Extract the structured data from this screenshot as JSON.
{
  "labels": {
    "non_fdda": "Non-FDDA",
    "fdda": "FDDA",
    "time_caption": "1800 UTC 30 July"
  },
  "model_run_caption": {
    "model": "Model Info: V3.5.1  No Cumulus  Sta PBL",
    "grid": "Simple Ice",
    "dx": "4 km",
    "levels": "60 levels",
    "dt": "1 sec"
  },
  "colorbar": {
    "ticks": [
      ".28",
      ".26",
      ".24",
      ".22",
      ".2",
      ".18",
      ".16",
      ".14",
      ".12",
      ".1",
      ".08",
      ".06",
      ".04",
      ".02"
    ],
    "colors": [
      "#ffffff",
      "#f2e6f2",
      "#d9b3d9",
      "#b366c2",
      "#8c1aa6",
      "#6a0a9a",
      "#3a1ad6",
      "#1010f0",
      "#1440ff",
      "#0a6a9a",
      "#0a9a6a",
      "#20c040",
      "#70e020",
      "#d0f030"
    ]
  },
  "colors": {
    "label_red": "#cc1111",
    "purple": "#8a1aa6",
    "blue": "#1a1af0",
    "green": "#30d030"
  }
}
※
◆ **Exercise directions**: Set every line of the listing down word for word.

◆ **The reply**:
Extract the structured data from this screenshot as JSON.
{
  "labels": {
    "non_fdda": "Non-FDDA",
    "fdda": "FDDA",
    "time_caption": "1800 UTC 30 July"
  },
  "model_run_caption": {
    "model": "Model Info: V3.5.1  No Cumulus  Sta PBL",
    "grid": "Simple Ice",
    "dx": "4 km",
    "levels": "60 levels",
    "dt": "1 sec"
  },
  "colorbar": {
    "ticks": [
      ".28",
      ".26",
      ".24",
      ".22",
      ".2",
      ".18",
      ".16",
      ".14",
      ".12",
      ".1",
      ".08",
      ".06",
      ".04",
      ".02"
    ],
    "colors": [
      "#ffffff",
      "#f2e6f2",
      "#d9b3d9",
      "#b366c2",
      "#8c1aa6",
      "#6a0a9a",
      "#3a1ad6",
      "#1010f0",
      "#1440ff",
      "#0a6a9a",
      "#0a9a6a",
      "#20c040",
      "#70e020",
      "#d0f030"
    ]
  },
  "colors": {
    "label_red": "#cc1111",
    "purple": "#8a1aa6",
    "blue": "#1a1af0",
    "green": "#30d030"
  }
}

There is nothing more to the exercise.